WRITTEN REQUEST: In the listing below, locate the lines that hold the string "header". Copy those lines.

----------

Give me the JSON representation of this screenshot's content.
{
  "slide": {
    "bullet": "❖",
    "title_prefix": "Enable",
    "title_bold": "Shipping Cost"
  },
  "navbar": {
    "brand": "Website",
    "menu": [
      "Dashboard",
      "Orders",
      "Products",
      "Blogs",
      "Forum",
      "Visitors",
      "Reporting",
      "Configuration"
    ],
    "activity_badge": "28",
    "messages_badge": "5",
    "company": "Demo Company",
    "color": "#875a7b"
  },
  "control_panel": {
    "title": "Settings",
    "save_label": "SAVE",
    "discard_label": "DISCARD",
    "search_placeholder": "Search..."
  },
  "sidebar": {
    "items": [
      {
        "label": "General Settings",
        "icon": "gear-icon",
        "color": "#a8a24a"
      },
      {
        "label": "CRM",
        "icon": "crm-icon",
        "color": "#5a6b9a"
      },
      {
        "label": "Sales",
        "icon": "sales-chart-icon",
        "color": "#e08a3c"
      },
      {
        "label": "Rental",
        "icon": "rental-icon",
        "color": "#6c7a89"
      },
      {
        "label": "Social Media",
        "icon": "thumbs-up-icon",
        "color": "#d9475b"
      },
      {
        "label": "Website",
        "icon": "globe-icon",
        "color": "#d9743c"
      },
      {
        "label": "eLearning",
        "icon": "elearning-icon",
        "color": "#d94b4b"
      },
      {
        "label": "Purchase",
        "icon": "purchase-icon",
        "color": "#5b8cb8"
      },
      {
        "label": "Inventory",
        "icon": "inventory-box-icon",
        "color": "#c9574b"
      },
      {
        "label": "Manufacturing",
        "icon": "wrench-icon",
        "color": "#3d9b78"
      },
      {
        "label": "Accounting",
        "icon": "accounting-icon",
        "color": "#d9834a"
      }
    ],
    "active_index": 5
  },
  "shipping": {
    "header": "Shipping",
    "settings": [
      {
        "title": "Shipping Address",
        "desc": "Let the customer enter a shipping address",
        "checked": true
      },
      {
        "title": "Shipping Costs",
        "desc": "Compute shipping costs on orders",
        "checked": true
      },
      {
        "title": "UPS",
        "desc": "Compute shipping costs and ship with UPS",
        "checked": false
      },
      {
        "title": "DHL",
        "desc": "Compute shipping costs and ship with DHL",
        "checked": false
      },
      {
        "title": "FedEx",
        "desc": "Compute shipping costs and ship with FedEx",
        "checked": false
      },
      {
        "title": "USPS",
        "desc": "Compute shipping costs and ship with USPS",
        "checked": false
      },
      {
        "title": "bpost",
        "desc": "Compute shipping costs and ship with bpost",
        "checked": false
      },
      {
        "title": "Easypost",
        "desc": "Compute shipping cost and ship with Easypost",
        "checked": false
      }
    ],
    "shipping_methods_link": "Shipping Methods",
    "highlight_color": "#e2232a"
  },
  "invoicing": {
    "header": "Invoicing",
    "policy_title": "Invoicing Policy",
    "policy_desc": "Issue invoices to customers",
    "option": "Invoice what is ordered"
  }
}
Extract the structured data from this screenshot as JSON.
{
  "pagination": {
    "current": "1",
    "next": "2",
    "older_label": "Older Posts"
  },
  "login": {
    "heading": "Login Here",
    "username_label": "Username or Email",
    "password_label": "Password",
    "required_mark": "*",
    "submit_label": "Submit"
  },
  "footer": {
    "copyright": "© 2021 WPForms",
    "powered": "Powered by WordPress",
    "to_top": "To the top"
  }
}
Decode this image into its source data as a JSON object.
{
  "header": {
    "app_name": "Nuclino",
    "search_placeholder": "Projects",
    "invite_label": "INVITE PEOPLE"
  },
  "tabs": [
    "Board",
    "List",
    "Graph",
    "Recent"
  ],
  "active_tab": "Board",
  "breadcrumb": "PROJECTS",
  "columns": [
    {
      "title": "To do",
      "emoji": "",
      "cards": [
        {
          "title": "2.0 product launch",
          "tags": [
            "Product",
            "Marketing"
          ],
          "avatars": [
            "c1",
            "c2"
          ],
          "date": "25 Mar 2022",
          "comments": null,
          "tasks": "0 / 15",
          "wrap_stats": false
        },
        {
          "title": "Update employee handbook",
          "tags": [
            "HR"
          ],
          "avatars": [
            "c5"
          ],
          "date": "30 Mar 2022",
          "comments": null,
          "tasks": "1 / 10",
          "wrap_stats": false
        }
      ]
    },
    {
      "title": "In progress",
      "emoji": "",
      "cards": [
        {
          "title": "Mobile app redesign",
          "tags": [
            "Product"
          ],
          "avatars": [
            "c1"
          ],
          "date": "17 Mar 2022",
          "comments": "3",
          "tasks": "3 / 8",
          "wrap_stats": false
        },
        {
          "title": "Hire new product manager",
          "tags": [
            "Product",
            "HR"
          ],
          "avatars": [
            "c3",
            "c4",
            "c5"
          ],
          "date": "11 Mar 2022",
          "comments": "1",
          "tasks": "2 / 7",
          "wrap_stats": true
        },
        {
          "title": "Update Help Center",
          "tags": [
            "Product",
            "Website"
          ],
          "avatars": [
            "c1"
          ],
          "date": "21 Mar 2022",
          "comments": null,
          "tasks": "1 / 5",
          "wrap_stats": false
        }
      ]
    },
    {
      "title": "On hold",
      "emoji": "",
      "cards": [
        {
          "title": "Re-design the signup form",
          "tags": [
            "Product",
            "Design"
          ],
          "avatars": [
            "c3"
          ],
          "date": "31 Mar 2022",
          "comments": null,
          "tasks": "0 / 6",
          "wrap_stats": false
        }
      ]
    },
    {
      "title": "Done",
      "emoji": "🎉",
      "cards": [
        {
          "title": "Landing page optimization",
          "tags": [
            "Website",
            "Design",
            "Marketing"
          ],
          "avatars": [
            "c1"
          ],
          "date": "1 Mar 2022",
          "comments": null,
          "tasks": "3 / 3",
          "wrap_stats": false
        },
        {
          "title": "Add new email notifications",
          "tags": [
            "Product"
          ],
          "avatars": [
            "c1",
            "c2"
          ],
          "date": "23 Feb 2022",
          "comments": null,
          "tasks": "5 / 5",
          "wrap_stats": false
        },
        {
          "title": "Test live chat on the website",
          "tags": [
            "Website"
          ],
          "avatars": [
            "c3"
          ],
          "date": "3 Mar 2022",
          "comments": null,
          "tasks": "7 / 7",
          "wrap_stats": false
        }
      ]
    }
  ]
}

----------

EXERCISE OUTPUT:
    "header": "Shipping",
    "header": "Invoicing",
  "header": {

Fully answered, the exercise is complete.